Work instructions
Quote the data below in full, minus the images.

Dataset excerpts
** BEGIN **

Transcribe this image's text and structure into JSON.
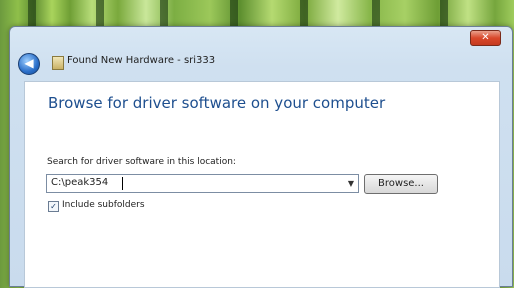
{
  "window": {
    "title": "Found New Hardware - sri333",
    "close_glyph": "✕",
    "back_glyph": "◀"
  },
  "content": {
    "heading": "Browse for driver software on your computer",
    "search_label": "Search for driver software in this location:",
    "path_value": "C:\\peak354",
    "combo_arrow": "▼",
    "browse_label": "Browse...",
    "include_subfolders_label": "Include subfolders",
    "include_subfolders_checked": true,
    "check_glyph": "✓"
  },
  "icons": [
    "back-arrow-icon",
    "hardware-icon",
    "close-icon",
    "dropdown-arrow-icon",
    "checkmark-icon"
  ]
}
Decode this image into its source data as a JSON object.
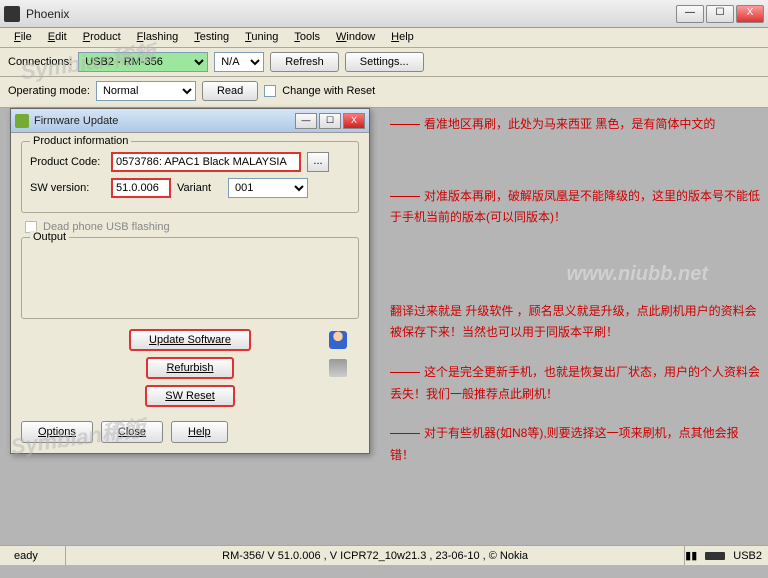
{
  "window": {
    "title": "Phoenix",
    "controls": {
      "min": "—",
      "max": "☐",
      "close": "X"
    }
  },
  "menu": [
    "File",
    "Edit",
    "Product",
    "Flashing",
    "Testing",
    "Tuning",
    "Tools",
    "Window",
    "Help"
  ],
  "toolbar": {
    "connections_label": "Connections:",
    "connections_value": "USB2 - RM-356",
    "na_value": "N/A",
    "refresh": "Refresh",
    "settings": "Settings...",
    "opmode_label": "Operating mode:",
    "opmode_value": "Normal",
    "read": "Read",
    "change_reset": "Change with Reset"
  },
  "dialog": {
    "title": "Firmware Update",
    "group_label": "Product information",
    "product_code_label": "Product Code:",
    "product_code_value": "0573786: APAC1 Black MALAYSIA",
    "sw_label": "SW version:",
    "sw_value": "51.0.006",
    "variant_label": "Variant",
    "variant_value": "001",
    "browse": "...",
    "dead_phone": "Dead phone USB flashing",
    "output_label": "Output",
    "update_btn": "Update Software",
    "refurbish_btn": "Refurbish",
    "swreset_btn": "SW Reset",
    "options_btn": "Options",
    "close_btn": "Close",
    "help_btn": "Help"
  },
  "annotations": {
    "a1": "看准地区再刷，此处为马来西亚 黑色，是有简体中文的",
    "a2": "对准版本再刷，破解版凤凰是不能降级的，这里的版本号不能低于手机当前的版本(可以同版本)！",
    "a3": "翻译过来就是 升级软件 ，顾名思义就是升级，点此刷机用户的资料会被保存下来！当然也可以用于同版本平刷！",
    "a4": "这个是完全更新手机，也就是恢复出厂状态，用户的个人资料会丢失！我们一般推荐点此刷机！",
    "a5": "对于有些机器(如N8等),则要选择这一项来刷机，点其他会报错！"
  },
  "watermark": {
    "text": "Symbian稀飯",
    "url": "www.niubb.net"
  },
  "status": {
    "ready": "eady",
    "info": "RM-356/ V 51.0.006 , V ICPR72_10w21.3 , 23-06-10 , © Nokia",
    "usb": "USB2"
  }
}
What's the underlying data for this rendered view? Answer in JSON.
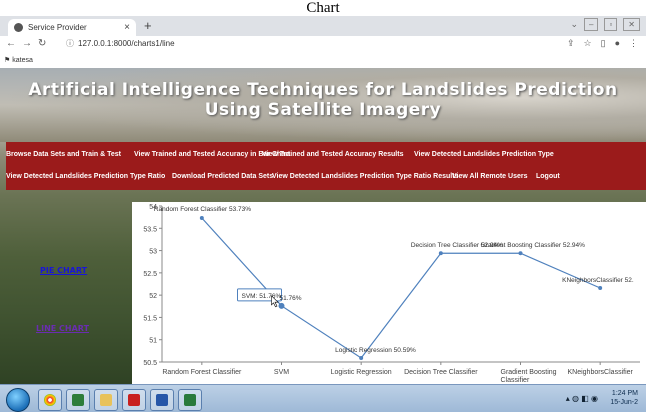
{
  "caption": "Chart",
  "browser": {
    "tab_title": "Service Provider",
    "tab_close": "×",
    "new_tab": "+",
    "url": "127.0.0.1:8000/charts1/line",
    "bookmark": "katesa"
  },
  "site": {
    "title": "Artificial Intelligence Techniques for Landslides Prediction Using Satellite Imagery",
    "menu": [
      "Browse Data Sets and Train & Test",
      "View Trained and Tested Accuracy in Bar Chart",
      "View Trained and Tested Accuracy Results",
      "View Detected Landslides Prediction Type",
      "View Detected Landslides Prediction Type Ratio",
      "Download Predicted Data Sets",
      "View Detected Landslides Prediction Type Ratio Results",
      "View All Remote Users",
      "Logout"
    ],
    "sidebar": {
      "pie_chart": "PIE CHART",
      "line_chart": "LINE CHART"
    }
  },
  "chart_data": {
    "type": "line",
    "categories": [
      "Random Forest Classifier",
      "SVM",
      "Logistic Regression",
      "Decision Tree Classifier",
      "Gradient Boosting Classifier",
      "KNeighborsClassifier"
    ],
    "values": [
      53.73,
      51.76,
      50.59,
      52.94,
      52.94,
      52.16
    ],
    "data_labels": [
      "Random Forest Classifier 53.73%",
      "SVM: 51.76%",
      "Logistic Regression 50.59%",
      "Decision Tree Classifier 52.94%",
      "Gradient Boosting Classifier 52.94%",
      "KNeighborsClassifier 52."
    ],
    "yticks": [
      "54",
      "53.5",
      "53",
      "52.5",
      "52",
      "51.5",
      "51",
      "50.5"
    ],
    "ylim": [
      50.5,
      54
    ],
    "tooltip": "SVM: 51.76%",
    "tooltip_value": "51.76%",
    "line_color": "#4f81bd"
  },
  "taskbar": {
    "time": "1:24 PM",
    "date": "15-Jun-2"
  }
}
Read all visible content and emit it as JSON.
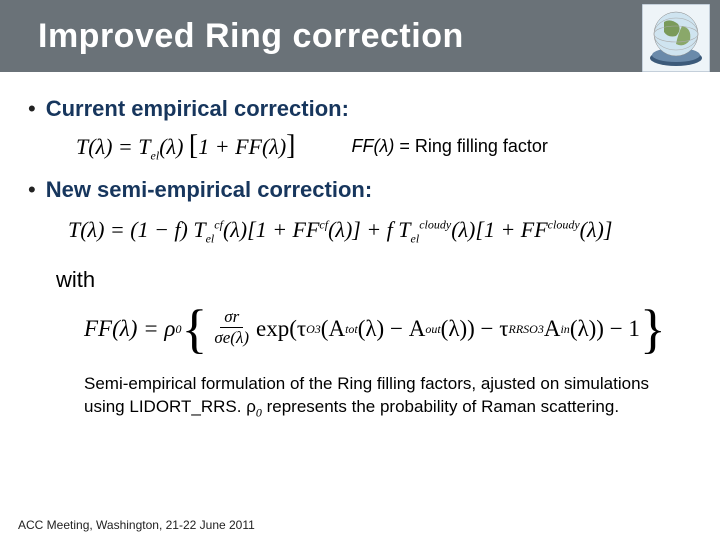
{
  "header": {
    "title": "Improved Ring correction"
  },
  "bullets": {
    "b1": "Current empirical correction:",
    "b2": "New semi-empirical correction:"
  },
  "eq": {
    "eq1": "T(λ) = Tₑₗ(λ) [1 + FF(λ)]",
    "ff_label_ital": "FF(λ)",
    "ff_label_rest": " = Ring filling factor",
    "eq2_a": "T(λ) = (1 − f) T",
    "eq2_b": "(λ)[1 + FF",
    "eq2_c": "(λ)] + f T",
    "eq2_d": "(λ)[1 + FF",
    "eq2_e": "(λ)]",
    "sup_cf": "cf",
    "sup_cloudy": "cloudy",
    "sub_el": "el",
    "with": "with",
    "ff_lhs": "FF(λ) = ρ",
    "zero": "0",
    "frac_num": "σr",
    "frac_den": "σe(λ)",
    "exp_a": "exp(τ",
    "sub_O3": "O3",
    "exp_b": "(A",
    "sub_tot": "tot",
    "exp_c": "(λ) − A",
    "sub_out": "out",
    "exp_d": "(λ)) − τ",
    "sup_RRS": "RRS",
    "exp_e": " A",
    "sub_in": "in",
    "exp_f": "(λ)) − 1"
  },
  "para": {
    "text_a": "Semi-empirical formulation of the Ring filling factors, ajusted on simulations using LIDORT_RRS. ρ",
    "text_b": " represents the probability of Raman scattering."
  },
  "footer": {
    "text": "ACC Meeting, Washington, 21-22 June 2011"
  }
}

** END **

Solution below
Transcribe this image's text and structure into JSON.
{
  "window": {
    "title": "Found New Hardware - sri333",
    "close_glyph": "✕",
    "back_glyph": "◀"
  },
  "content": {
    "heading": "Browse for driver software on your computer",
    "search_label": "Search for driver software in this location:",
    "path_value": "C:\\peak354",
    "combo_arrow": "▼",
    "browse_label": "Browse...",
    "include_subfolders_label": "Include subfolders",
    "include_subfolders_checked": true,
    "check_glyph": "✓"
  },
  "icons": [
    "back-arrow-icon",
    "hardware-icon",
    "close-icon",
    "dropdown-arrow-icon",
    "checkmark-icon"
  ]
}
Decode this image into its source data as a JSON object.
{
  "window": {
    "title": "Phoenix",
    "controls": {
      "min": "—",
      "max": "☐",
      "close": "X"
    }
  },
  "menu": [
    "File",
    "Edit",
    "Product",
    "Flashing",
    "Testing",
    "Tuning",
    "Tools",
    "Window",
    "Help"
  ],
  "toolbar": {
    "connections_label": "Connections:",
    "connections_value": "USB2 - RM-356",
    "na_value": "N/A",
    "refresh": "Refresh",
    "settings": "Settings...",
    "opmode_label": "Operating mode:",
    "opmode_value": "Normal",
    "read": "Read",
    "change_reset": "Change with Reset"
  },
  "dialog": {
    "title": "Firmware Update",
    "group_label": "Product information",
    "product_code_label": "Product Code:",
    "product_code_value": "0573786: APAC1 Black MALAYSIA",
    "sw_label": "SW version:",
    "sw_value": "51.0.006",
    "variant_label": "Variant",
    "variant_value": "001",
    "browse": "...",
    "dead_phone": "Dead phone USB flashing",
    "output_label": "Output",
    "update_btn": "Update Software",
    "refurbish_btn": "Refurbish",
    "swreset_btn": "SW Reset",
    "options_btn": "Options",
    "close_btn": "Close",
    "help_btn": "Help"
  },
  "annotations": {
    "a1": "看准地区再刷，此处为马来西亚 黑色，是有简体中文的",
    "a2": "对准版本再刷，破解版凤凰是不能降级的，这里的版本号不能低于手机当前的版本(可以同版本)！",
    "a3": "翻译过来就是 升级软件 ，顾名思义就是升级，点此刷机用户的资料会被保存下来！当然也可以用于同版本平刷！",
    "a4": "这个是完全更新手机，也就是恢复出厂状态，用户的个人资料会丢失！我们一般推荐点此刷机！",
    "a5": "对于有些机器(如N8等),则要选择这一项来刷机，点其他会报错！"
  },
  "watermark": {
    "text": "Symbian稀飯",
    "url": "www.niubb.net"
  },
  "status": {
    "ready": "eady",
    "info": "RM-356/ V 51.0.006 , V ICPR72_10w21.3 , 23-06-10 , © Nokia",
    "usb": "USB2"
  }
}
What's the underlying data for this rendered view? Answer in JSON.
{
  "caption": "Chart",
  "browser": {
    "tab_title": "Service Provider",
    "tab_close": "×",
    "new_tab": "+",
    "url": "127.0.0.1:8000/charts1/line",
    "bookmark": "katesa"
  },
  "site": {
    "title": "Artificial Intelligence Techniques for Landslides Prediction Using Satellite Imagery",
    "menu": [
      "Browse Data Sets and Train & Test",
      "View Trained and Tested Accuracy in Bar Chart",
      "View Trained and Tested Accuracy Results",
      "View Detected Landslides Prediction Type",
      "View Detected Landslides Prediction Type Ratio",
      "Download Predicted Data Sets",
      "View Detected Landslides Prediction Type Ratio Results",
      "View All Remote Users",
      "Logout"
    ],
    "sidebar": {
      "pie_chart": "PIE CHART",
      "line_chart": "LINE CHART"
    }
  },
  "chart_data": {
    "type": "line",
    "categories": [
      "Random Forest Classifier",
      "SVM",
      "Logistic Regression",
      "Decision Tree Classifier",
      "Gradient Boosting Classifier",
      "KNeighborsClassifier"
    ],
    "values": [
      53.73,
      51.76,
      50.59,
      52.94,
      52.94,
      52.16
    ],
    "data_labels": [
      "Random Forest Classifier 53.73%",
      "SVM: 51.76%",
      "Logistic Regression 50.59%",
      "Decision Tree Classifier 52.94%",
      "Gradient Boosting Classifier 52.94%",
      "KNeighborsClassifier 52."
    ],
    "yticks": [
      "54",
      "53.5",
      "53",
      "52.5",
      "52",
      "51.5",
      "51",
      "50.5"
    ],
    "ylim": [
      50.5,
      54
    ],
    "tooltip": "SVM: 51.76%",
    "tooltip_value": "51.76%",
    "line_color": "#4f81bd"
  },
  "taskbar": {
    "time": "1:24 PM",
    "date": "15-Jun-2"
  }
}
Read all visible content and emit it as JSON.
{
  "header": {
    "title": "Improved Ring correction"
  },
  "bullets": {
    "b1": "Current empirical correction:",
    "b2": "New semi-empirical correction:"
  },
  "eq": {
    "eq1": "T(λ) = Tₑₗ(λ) [1 + FF(λ)]",
    "ff_label_ital": "FF(λ)",
    "ff_label_rest": " = Ring filling factor",
    "eq2_a": "T(λ) = (1 − f) T",
    "eq2_b": "(λ)[1 + FF",
    "eq2_c": "(λ)] + f T",
    "eq2_d": "(λ)[1 + FF",
    "eq2_e": "(λ)]",
    "sup_cf": "cf",
    "sup_cloudy": "cloudy",
    "sub_el": "el",
    "with": "with",
    "ff_lhs": "FF(λ) = ρ",
    "zero": "0",
    "frac_num": "σr",
    "frac_den": "σe(λ)",
    "exp_a": "exp(τ",
    "sub_O3": "O3",
    "exp_b": "(A",
    "sub_tot": "tot",
    "exp_c": "(λ) − A",
    "sub_out": "out",
    "exp_d": "(λ)) − τ",
    "sup_RRS": "RRS",
    "exp_e": " A",
    "sub_in": "in",
    "exp_f": "(λ)) − 1"
  },
  "para": {
    "text_a": "Semi-empirical formulation of the Ring filling factors, ajusted on simulations using LIDORT_RRS. ρ",
    "text_b": " represents the probability of Raman scattering."
  },
  "footer": {
    "text": "ACC Meeting, Washington, 21-22 June 2011"
  }
}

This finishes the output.